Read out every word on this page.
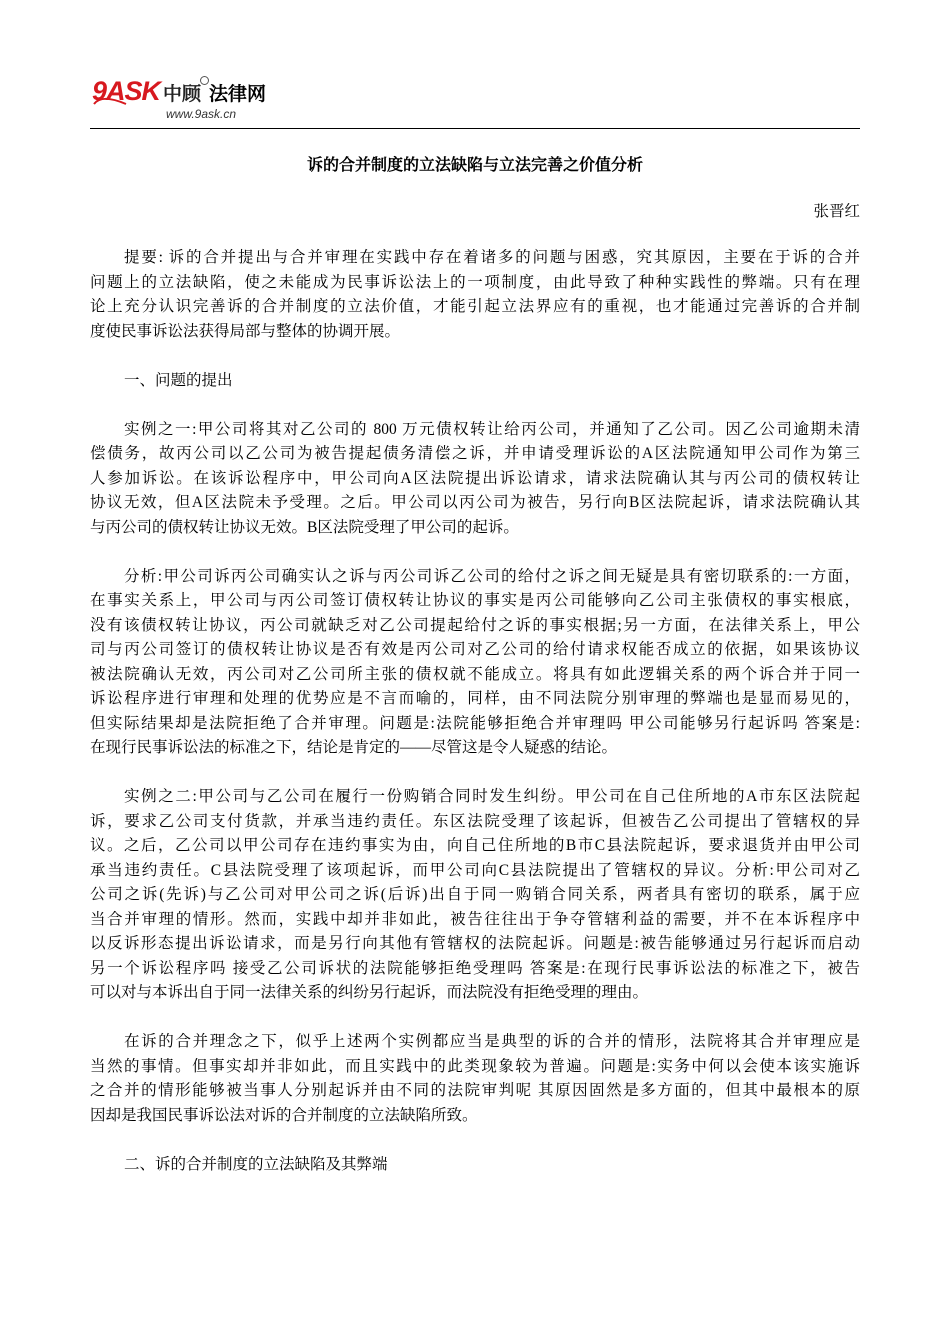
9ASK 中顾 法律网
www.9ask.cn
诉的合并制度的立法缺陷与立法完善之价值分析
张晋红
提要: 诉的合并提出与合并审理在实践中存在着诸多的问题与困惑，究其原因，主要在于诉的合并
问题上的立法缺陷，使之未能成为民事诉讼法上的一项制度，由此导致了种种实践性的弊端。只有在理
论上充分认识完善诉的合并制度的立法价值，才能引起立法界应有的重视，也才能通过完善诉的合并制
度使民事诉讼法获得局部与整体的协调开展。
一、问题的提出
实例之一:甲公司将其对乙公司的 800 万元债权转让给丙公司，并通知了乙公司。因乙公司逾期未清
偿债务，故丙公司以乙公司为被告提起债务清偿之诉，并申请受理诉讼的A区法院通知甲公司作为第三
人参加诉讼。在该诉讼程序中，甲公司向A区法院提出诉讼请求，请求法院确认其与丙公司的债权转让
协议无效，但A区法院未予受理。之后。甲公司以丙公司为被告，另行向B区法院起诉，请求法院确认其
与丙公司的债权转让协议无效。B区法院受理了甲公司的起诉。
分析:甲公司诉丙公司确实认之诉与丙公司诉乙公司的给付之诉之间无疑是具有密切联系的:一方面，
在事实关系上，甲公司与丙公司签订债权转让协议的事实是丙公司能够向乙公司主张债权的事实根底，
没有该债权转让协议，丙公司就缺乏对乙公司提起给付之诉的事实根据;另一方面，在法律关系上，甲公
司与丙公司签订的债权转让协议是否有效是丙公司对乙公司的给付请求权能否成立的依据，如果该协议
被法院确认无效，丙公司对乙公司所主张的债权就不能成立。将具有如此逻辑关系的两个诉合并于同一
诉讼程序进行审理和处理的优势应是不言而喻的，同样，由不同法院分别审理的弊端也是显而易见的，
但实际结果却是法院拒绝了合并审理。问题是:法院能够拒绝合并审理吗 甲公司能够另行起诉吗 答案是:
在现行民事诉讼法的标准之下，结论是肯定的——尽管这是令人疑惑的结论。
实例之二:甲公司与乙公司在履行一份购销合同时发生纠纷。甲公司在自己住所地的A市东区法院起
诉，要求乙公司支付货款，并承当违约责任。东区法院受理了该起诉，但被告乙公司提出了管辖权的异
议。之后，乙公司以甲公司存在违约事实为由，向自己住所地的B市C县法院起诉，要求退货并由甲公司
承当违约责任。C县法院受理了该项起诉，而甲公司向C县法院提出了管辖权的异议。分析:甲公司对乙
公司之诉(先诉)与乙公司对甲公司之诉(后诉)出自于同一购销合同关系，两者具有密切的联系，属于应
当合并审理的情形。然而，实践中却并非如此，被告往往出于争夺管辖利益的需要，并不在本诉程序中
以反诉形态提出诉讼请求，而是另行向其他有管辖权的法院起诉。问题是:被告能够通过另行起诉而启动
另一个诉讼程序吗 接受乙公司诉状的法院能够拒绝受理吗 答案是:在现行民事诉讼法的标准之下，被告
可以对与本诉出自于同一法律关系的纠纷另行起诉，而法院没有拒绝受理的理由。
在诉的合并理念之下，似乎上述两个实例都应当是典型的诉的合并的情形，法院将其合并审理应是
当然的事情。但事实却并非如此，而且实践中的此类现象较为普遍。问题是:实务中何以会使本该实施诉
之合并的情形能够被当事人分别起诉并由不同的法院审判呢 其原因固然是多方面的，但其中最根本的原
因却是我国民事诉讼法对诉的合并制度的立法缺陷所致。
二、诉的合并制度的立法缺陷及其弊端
* * *
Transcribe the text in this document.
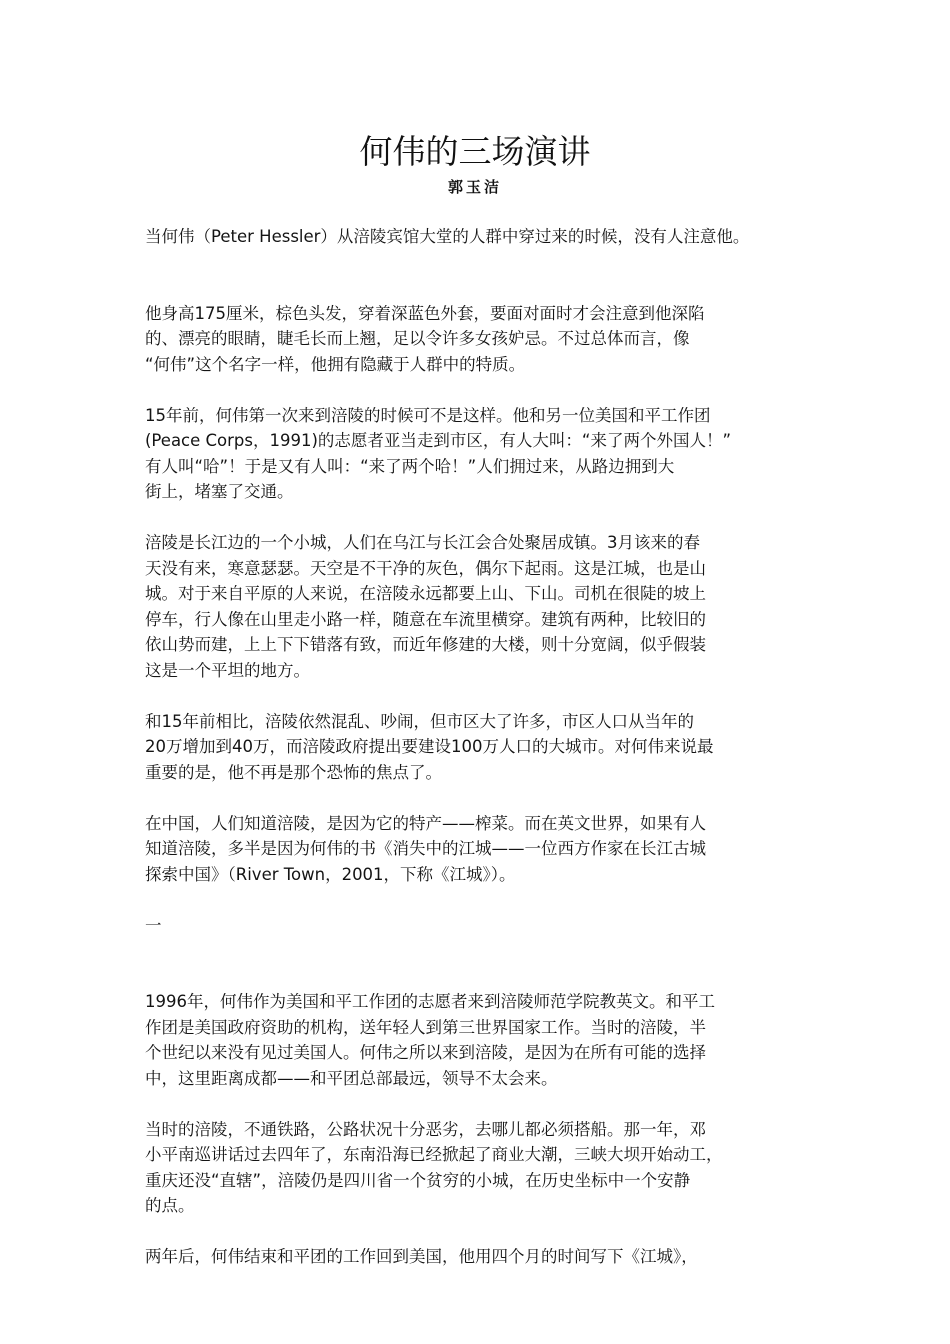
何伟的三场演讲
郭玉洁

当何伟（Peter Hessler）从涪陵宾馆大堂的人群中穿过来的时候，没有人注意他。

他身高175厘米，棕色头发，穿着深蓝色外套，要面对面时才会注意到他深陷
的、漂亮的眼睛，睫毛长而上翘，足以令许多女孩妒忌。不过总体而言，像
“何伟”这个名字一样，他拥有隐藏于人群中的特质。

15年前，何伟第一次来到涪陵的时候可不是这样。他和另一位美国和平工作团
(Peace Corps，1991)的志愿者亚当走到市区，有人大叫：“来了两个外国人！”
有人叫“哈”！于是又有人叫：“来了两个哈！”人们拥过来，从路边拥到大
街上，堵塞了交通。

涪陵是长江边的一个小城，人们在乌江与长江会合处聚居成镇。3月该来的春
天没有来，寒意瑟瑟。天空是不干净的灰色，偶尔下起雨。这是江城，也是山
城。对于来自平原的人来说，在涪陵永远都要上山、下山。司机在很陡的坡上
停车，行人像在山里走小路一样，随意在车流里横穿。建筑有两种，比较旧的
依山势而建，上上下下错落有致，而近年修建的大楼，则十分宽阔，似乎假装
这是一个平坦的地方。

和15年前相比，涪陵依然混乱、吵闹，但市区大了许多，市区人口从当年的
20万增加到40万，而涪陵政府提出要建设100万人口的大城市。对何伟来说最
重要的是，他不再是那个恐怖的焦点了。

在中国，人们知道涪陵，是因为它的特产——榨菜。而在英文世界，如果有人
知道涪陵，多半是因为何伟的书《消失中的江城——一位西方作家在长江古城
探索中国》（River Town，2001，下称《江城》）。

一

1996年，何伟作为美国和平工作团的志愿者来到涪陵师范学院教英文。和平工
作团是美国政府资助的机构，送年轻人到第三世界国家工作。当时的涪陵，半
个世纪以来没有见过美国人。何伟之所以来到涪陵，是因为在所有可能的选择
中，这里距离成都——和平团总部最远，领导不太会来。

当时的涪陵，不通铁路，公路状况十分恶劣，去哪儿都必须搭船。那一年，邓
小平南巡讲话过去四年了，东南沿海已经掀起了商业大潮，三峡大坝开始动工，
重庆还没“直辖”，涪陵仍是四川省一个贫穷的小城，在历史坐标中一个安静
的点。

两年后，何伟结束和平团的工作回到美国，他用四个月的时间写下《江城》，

## Exercise prompt:
Identify every line above with the string "this" in it. Copy those lines.

## Result:
Read out every word on this page.
Transcribe the text in this document.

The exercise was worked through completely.